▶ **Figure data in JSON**
────────────────
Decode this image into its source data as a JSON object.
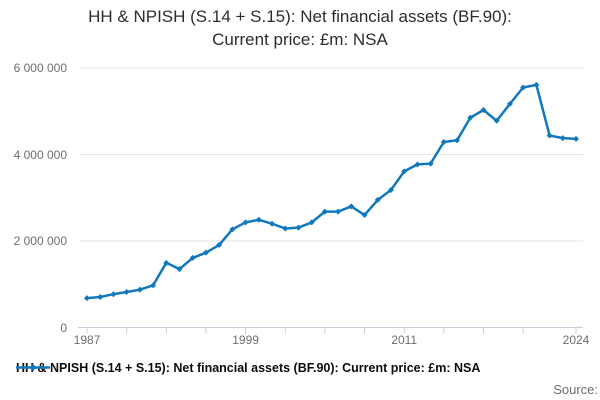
{
  "title": {
    "line1": "HH & NPISH (S.14 + S.15): Net financial assets (BF.90):",
    "line2": "Current price: £m: NSA"
  },
  "legend": {
    "label": "HH & NPISH (S.14 + S.15): Net financial assets (BF.90): Current price: £m: NSA"
  },
  "source": {
    "label": "Source:"
  },
  "colors": {
    "line": "#1178be",
    "grid": "#e6e6e6",
    "axis": "#c7cdd9",
    "tick_text": "#6e6e6e",
    "title_text": "#2d2d2d",
    "legend_text": "#0d0d0d",
    "source_text": "#6e6e6e"
  },
  "chart_data": {
    "type": "line",
    "title": "HH & NPISH (S.14 + S.15): Net financial assets (BF.90): Current price: £m: NSA",
    "series_name": "HH & NPISH (S.14 + S.15): Net financial assets (BF.90): Current price: £m: NSA",
    "x": [
      1987,
      1988,
      1989,
      1990,
      1991,
      1992,
      1993,
      1994,
      1995,
      1996,
      1997,
      1998,
      1999,
      2000,
      2001,
      2002,
      2003,
      2004,
      2005,
      2006,
      2007,
      2008,
      2009,
      2010,
      2011,
      2012,
      2013,
      2014,
      2015,
      2016,
      2017,
      2018,
      2019,
      2020,
      2021,
      2022,
      2023,
      2024
    ],
    "values": [
      680000,
      705000,
      770000,
      820000,
      875000,
      975000,
      1495000,
      1350000,
      1610000,
      1730000,
      1910000,
      2270000,
      2430000,
      2490000,
      2400000,
      2290000,
      2310000,
      2430000,
      2680000,
      2680000,
      2800000,
      2600000,
      2950000,
      3180000,
      3610000,
      3770000,
      3790000,
      4290000,
      4330000,
      4850000,
      5030000,
      4780000,
      5170000,
      5550000,
      5610000,
      4440000,
      4380000,
      4360000
    ],
    "xlabel": "",
    "ylabel": "",
    "xlim": [
      1987,
      2024
    ],
    "ylim": [
      0,
      6000000
    ],
    "grid": "horizontal",
    "legend_position": "bottom-left",
    "marker": "diamond",
    "yticks": [
      {
        "value": 0,
        "label": "0"
      },
      {
        "value": 2000000,
        "label": "2 000 000"
      },
      {
        "value": 4000000,
        "label": "4 000 000"
      },
      {
        "value": 6000000,
        "label": "6 000 000"
      }
    ],
    "xticks": [
      1987,
      1990,
      1993,
      1996,
      1999,
      2002,
      2005,
      2008,
      2011,
      2014,
      2017,
      2020,
      2024
    ],
    "xtick_labels": [
      {
        "year": 1987,
        "label": "1987"
      },
      {
        "year": 1999,
        "label": "1999"
      },
      {
        "year": 2011,
        "label": "2011"
      },
      {
        "year": 2024,
        "label": "2024"
      }
    ]
  }
}
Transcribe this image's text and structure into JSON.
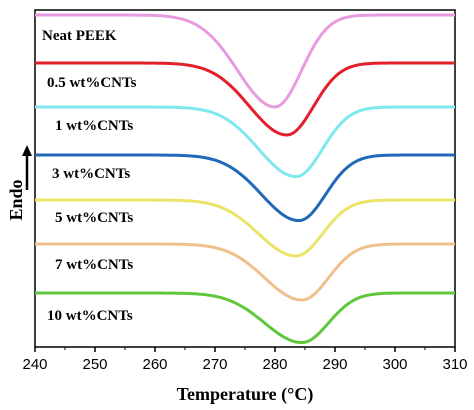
{
  "chart_data": {
    "type": "line",
    "title": "",
    "xlabel": "Temperature (°C)",
    "ylabel": "Endo",
    "xlim": [
      240,
      310
    ],
    "x_ticks": [
      240,
      250,
      260,
      270,
      280,
      290,
      300,
      310
    ],
    "y_ticks_shown": false,
    "y_units": "arbitrary (vertically offset DSC cooling curves)",
    "grid": false,
    "legend": "none (series labelled inline, left side)",
    "series": [
      {
        "name": "Neat PEEK",
        "color": "#e79be0",
        "baseline": 0.0,
        "peak_x": 280,
        "depth": 1.15
      },
      {
        "name": "0.5 wt%CNTs",
        "color": "#e3202a",
        "baseline": 0.0,
        "peak_x": 282,
        "depth": 0.9
      },
      {
        "name": "1 wt%CNTs",
        "color": "#7fe8ef",
        "baseline": 0.0,
        "peak_x": 283.5,
        "depth": 0.87
      },
      {
        "name": "3 wt%CNTs",
        "color": "#2068b8",
        "baseline": 0.0,
        "peak_x": 284,
        "depth": 0.82
      },
      {
        "name": "5 wt%CNTs",
        "color": "#ebe46a",
        "baseline": 0.0,
        "peak_x": 283.5,
        "depth": 0.7
      },
      {
        "name": "7 wt%CNTs",
        "color": "#f0c08c",
        "baseline": 0.0,
        "peak_x": 284.5,
        "depth": 0.7
      },
      {
        "name": "10 wt%CNTs",
        "color": "#5fc83a",
        "baseline": 0.0,
        "peak_x": 284.5,
        "depth": 0.62
      }
    ]
  }
}
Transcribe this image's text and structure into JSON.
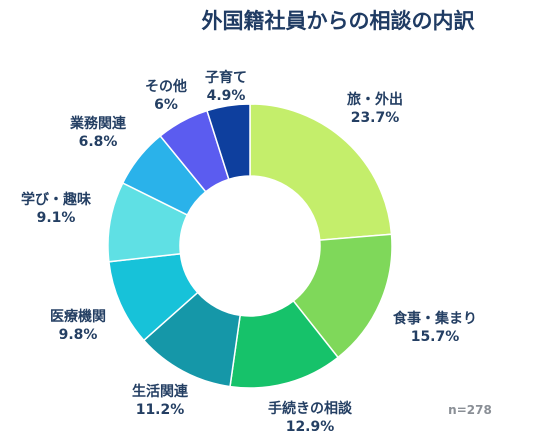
────────────────
▶ **Required task**
Repeat everything in the records precisely. Images are excluded from the copy.

▶ **Full solution**
Decode this image into its source data as a JSON object.
{
  "title": {
    "line1": "HH & NPISH (S.14 + S.15): Net financial assets (BF.90):",
    "line2": "Current price: £m: NSA"
  },
  "legend": {
    "label": "HH & NPISH (S.14 + S.15): Net financial assets (BF.90): Current price: £m: NSA"
  },
  "source": {
    "label": "Source:"
  },
  "colors": {
    "line": "#1178be",
    "grid": "#e6e6e6",
    "axis": "#c7cdd9",
    "tick_text": "#6e6e6e",
    "title_text": "#2d2d2d",
    "legend_text": "#0d0d0d",
    "source_text": "#6e6e6e"
  },
  "chart_data": {
    "type": "line",
    "title": "HH & NPISH (S.14 + S.15): Net financial assets (BF.90): Current price: £m: NSA",
    "series_name": "HH & NPISH (S.14 + S.15): Net financial assets (BF.90): Current price: £m: NSA",
    "x": [
      1987,
      1988,
      1989,
      1990,
      1991,
      1992,
      1993,
      1994,
      1995,
      1996,
      1997,
      1998,
      1999,
      2000,
      2001,
      2002,
      2003,
      2004,
      2005,
      2006,
      2007,
      2008,
      2009,
      2010,
      2011,
      2012,
      2013,
      2014,
      2015,
      2016,
      2017,
      2018,
      2019,
      2020,
      2021,
      2022,
      2023,
      2024
    ],
    "values": [
      680000,
      705000,
      770000,
      820000,
      875000,
      975000,
      1495000,
      1350000,
      1610000,
      1730000,
      1910000,
      2270000,
      2430000,
      2490000,
      2400000,
      2290000,
      2310000,
      2430000,
      2680000,
      2680000,
      2800000,
      2600000,
      2950000,
      3180000,
      3610000,
      3770000,
      3790000,
      4290000,
      4330000,
      4850000,
      5030000,
      4780000,
      5170000,
      5550000,
      5610000,
      4440000,
      4380000,
      4360000
    ],
    "xlabel": "",
    "ylabel": "",
    "xlim": [
      1987,
      2024
    ],
    "ylim": [
      0,
      6000000
    ],
    "grid": "horizontal",
    "legend_position": "bottom-left",
    "marker": "diamond",
    "yticks": [
      {
        "value": 0,
        "label": "0"
      },
      {
        "value": 2000000,
        "label": "2 000 000"
      },
      {
        "value": 4000000,
        "label": "4 000 000"
      },
      {
        "value": 6000000,
        "label": "6 000 000"
      }
    ],
    "xticks": [
      1987,
      1990,
      1993,
      1996,
      1999,
      2002,
      2005,
      2008,
      2011,
      2014,
      2017,
      2020,
      2024
    ],
    "xtick_labels": [
      {
        "year": 1987,
        "label": "1987"
      },
      {
        "year": 1999,
        "label": "1999"
      },
      {
        "year": 2011,
        "label": "2011"
      },
      {
        "year": 2024,
        "label": "2024"
      }
    ]
  }
}
Transcribe this image's text and structure into JSON.
{
  "chart_data": {
    "type": "line",
    "title": "",
    "xlabel": "Temperature (°C)",
    "ylabel": "Endo",
    "xlim": [
      240,
      310
    ],
    "x_ticks": [
      240,
      250,
      260,
      270,
      280,
      290,
      300,
      310
    ],
    "y_ticks_shown": false,
    "y_units": "arbitrary (vertically offset DSC cooling curves)",
    "grid": false,
    "legend": "none (series labelled inline, left side)",
    "series": [
      {
        "name": "Neat PEEK",
        "color": "#e79be0",
        "baseline": 0.0,
        "peak_x": 280,
        "depth": 1.15
      },
      {
        "name": "0.5 wt%CNTs",
        "color": "#e3202a",
        "baseline": 0.0,
        "peak_x": 282,
        "depth": 0.9
      },
      {
        "name": "1 wt%CNTs",
        "color": "#7fe8ef",
        "baseline": 0.0,
        "peak_x": 283.5,
        "depth": 0.87
      },
      {
        "name": "3 wt%CNTs",
        "color": "#2068b8",
        "baseline": 0.0,
        "peak_x": 284,
        "depth": 0.82
      },
      {
        "name": "5 wt%CNTs",
        "color": "#ebe46a",
        "baseline": 0.0,
        "peak_x": 283.5,
        "depth": 0.7
      },
      {
        "name": "7 wt%CNTs",
        "color": "#f0c08c",
        "baseline": 0.0,
        "peak_x": 284.5,
        "depth": 0.7
      },
      {
        "name": "10 wt%CNTs",
        "color": "#5fc83a",
        "baseline": 0.0,
        "peak_x": 284.5,
        "depth": 0.62
      }
    ]
  }
}
Transcribe this image's text and structure into JSON.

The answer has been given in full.